THE PROBLEM >>
Without changing a character, return the entries, but not the images they hold.
=== THE DATA ===
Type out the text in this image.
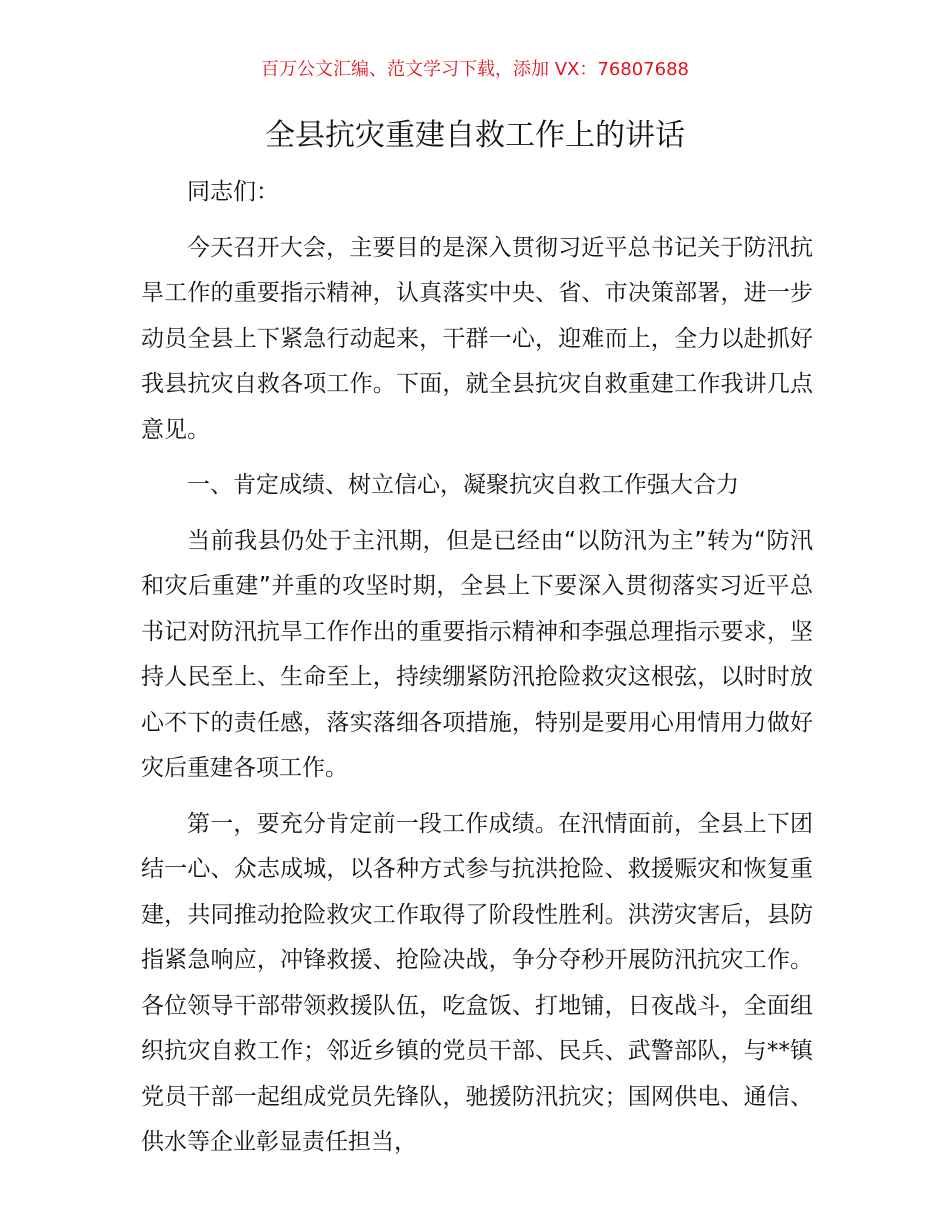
百万公文汇编、范文学习下载，添加 VX：76807688
全县抗灾重建自救工作上的讲话

同志们：

今天召开大会，主要目的是深入贯彻习近平总书记关于防汛抗旱工作的重要指示精神，认真落实中央、省、市决策部署，进一步动员全县上下紧急行动起来，干群一心，迎难而上，全力以赴抓好我县抗灾自救各项工作。下面，就全县抗灾自救重建工作我讲几点意见。

一、肯定成绩、树立信心，凝聚抗灾自救工作强大合力

当前我县仍处于主汛期，但是已经由“以防汛为主”转为“防汛和灾后重建”并重的攻坚时期，全县上下要深入贯彻落实习近平总书记对防汛抗旱工作作出的重要指示精神和李强总理指示要求，坚持人民至上、生命至上，持续绷紧防汛抢险救灾这根弦，以时时放心不下的责任感，落实落细各项措施，特别是要用心用情用力做好灾后重建各项工作。

第一，要充分肯定前一段工作成绩。在汛情面前，全县上下团结一心、众志成城，以各种方式参与抗洪抢险、救援赈灾和恢复重建，共同推动抢险救灾工作取得了阶段性胜利。洪涝灾害后，县防指紧急响应，冲锋救援、抢险决战，争分夺秒开展防汛抗灾工作。各位领导干部带领救援队伍，吃盒饭、打地铺，日夜战斗，全面组织抗灾自救工作；邻近乡镇的党员干部、民兵、武警部队，与**镇党员干部一起组成党员先锋队，驰援防汛抗灾；国网供电、通信、供水等企业彰显责任担当，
===
RIGHT ANSWER >>
Type out the text in this image.
百万公文汇编、范文学习下载，添加 VX：76807688
全县抗灾重建自救工作上的讲话

同志们：

今天召开大会，主要目的是深入贯彻习近平总书记关于防汛抗旱工作的重要指示精神，认真落实中央、省、市决策部署，进一步动员全县上下紧急行动起来，干群一心，迎难而上，全力以赴抓好我县抗灾自救各项工作。下面，就全县抗灾自救重建工作我讲几点意见。

一、肯定成绩、树立信心，凝聚抗灾自救工作强大合力

当前我县仍处于主汛期，但是已经由“以防汛为主”转为“防汛和灾后重建”并重的攻坚时期，全县上下要深入贯彻落实习近平总书记对防汛抗旱工作作出的重要指示精神和李强总理指示要求，坚持人民至上、生命至上，持续绷紧防汛抢险救灾这根弦，以时时放心不下的责任感，落实落细各项措施，特别是要用心用情用力做好灾后重建各项工作。

第一，要充分肯定前一段工作成绩。在汛情面前，全县上下团结一心、众志成城，以各种方式参与抗洪抢险、救援赈灾和恢复重建，共同推动抢险救灾工作取得了阶段性胜利。洪涝灾害后，县防指紧急响应，冲锋救援、抢险决战，争分夺秒开展防汛抗灾工作。各位领导干部带领救援队伍，吃盒饭、打地铺，日夜战斗，全面组织抗灾自救工作；邻近乡镇的党员干部、民兵、武警部队，与**镇党员干部一起组成党员先锋队，驰援防汛抗灾；国网供电、通信、供水等企业彰显责任担当，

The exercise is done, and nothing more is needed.